**Given instruction:** Gather up every line from the entries below that uses the word "Usually".

**Available records:**
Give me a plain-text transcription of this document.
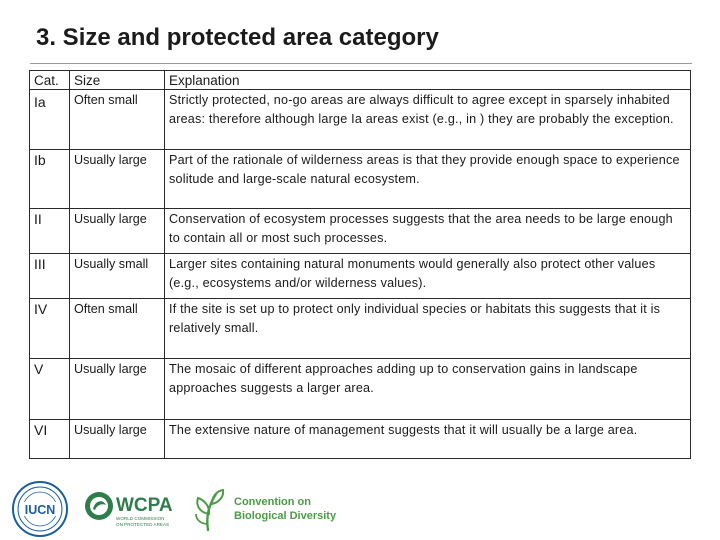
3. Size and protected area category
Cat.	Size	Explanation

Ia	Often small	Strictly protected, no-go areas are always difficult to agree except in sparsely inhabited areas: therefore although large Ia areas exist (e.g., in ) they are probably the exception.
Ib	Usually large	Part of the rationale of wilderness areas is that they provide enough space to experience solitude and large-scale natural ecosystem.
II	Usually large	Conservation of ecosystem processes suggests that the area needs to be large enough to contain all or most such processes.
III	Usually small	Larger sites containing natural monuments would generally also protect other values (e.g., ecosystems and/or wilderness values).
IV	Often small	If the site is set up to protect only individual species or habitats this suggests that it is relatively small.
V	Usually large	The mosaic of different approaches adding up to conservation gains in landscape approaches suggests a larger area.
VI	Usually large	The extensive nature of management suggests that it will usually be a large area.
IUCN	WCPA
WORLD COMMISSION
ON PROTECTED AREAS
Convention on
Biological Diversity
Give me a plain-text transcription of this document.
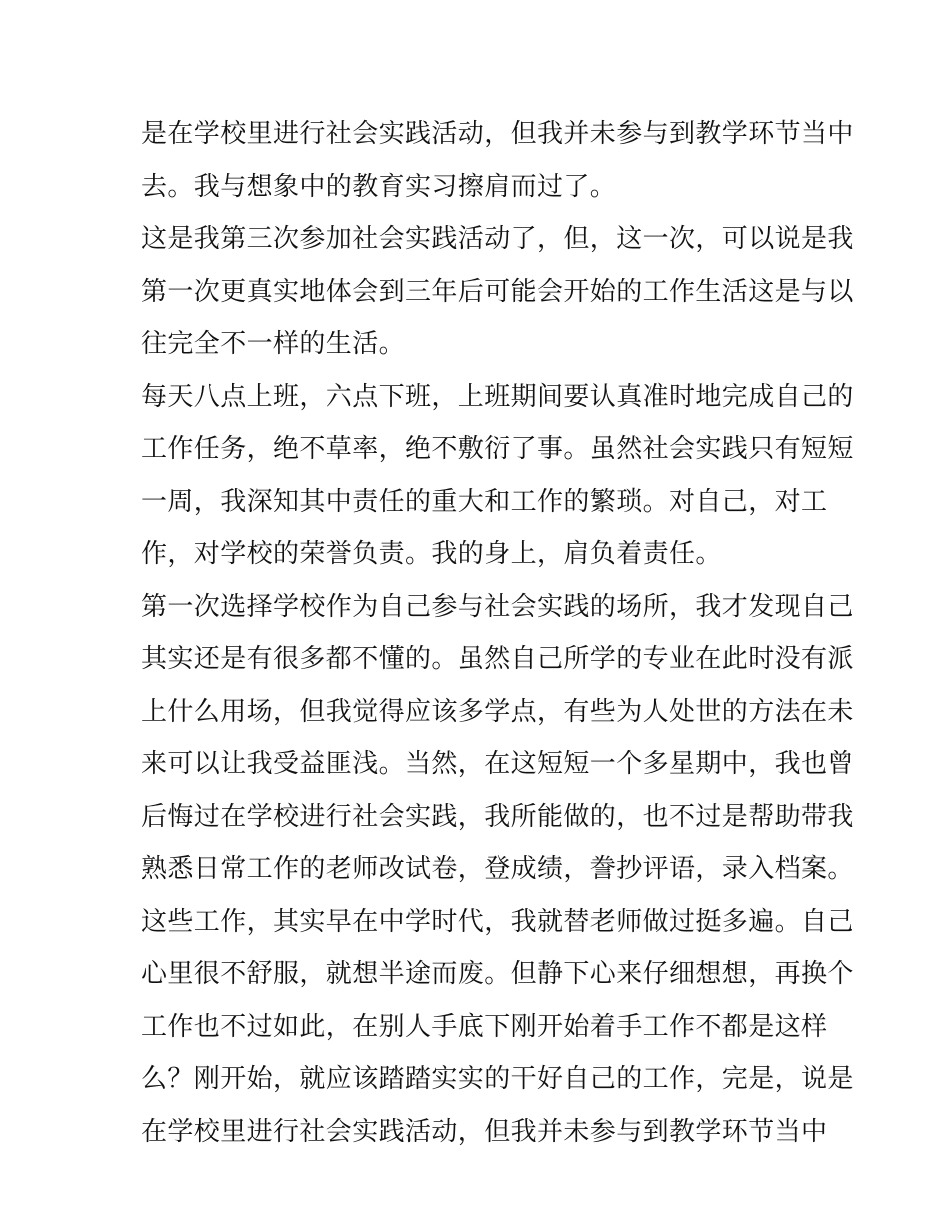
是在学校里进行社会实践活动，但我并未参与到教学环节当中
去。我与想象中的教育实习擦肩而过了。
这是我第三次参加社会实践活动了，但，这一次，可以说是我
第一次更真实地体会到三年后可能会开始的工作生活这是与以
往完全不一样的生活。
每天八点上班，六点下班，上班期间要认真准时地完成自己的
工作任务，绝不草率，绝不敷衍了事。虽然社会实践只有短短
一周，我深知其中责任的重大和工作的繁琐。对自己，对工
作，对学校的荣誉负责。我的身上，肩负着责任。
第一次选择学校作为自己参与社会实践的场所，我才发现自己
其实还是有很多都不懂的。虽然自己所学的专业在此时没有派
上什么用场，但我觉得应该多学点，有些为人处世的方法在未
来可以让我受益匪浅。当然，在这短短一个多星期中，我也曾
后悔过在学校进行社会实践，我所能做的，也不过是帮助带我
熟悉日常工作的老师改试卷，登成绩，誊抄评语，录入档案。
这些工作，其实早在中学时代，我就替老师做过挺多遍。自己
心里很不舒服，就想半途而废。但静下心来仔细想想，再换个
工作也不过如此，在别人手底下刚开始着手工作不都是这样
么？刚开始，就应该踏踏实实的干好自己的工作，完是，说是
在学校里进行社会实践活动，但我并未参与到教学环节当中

**Solution to this task:**
Ib	Usually large	Part of the rationale of wilderness areas is that they provide enough space to experience solitude and large-scale natural ecosystem.
II	Usually large	Conservation of ecosystem processes suggests that the area needs to be large enough to contain all or most such processes.
III	Usually small	Larger sites containing natural monuments would generally also protect other values (e.g., ecosystems and/or wilderness values).
V	Usually large	The mosaic of different approaches adding up to conservation gains in landscape approaches suggests a larger area.
VI	Usually large	The extensive nature of management suggests that it will usually be a large area.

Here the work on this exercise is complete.